Copy out every line containing the word "Polarity".

-------

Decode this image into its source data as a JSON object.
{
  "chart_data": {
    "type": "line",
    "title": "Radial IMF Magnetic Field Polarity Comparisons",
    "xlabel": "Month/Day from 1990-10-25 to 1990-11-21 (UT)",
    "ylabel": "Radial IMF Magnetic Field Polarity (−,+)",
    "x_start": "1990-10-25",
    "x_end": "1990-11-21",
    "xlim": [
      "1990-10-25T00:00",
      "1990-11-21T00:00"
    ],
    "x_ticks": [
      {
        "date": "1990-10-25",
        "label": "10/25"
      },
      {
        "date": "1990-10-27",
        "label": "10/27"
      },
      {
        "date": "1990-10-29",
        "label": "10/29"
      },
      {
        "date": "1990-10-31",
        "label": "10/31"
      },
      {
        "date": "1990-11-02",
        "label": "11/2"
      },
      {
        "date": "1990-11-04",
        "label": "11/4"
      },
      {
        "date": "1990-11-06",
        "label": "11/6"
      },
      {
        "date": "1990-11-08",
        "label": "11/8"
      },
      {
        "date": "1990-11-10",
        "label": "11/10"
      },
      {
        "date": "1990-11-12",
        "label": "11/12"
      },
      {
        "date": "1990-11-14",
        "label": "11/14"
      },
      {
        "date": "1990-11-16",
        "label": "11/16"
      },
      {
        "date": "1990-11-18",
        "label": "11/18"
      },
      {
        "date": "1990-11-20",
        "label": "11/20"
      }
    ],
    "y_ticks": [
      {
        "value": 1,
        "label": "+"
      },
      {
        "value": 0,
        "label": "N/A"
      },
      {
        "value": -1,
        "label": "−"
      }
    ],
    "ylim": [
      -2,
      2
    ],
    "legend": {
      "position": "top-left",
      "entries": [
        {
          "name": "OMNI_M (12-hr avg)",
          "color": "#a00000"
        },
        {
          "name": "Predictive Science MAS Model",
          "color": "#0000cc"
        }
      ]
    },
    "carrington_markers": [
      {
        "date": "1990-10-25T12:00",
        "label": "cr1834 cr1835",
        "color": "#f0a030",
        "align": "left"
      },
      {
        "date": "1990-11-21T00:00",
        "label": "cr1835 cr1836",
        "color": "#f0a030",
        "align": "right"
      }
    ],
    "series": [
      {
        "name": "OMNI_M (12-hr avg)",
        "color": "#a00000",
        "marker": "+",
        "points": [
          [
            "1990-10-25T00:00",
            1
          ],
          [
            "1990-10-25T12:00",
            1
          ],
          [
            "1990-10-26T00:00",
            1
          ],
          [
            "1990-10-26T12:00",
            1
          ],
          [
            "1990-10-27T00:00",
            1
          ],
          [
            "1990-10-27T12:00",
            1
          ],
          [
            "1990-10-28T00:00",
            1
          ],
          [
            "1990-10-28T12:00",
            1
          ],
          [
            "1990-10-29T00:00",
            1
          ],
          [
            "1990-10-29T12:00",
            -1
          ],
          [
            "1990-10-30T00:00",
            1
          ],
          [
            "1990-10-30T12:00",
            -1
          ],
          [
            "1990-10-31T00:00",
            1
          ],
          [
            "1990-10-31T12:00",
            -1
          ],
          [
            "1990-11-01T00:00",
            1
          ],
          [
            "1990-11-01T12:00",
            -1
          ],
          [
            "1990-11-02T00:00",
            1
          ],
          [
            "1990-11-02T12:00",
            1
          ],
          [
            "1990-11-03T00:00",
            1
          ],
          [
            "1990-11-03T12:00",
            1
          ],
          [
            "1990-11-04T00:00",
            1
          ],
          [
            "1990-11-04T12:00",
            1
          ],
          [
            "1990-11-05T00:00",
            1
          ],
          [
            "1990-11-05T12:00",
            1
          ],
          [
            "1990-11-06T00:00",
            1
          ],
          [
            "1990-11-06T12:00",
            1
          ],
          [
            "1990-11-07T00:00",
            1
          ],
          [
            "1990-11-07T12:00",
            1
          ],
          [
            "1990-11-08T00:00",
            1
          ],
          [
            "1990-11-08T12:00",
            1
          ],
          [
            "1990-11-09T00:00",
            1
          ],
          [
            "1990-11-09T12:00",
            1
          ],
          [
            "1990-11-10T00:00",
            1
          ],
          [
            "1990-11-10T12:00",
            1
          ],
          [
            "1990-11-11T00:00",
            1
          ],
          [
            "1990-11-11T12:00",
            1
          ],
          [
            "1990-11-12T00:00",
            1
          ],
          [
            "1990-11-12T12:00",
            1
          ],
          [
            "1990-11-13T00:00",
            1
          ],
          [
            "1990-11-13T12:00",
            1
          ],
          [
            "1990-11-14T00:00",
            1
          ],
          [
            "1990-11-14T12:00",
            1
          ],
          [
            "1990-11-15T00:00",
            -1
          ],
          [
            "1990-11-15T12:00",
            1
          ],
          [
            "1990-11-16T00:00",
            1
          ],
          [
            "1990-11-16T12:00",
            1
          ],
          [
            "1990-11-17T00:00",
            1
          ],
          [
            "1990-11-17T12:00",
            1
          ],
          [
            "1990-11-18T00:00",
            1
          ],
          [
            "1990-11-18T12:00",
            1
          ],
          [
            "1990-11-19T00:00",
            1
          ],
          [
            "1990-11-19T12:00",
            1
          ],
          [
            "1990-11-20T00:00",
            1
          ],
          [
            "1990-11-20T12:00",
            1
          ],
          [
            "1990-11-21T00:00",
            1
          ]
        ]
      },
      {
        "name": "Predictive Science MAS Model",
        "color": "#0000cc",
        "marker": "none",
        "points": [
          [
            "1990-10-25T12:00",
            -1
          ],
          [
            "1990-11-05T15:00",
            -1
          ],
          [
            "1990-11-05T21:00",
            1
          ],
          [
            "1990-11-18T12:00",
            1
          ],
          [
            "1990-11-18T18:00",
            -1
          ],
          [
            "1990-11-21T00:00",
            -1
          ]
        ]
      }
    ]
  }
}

-------

▶ _Problem solution_
    "title": "Radial IMF Magnetic Field Polarity Comparisons",
    "ylabel": "Radial IMF Magnetic Field Polarity (−,+)",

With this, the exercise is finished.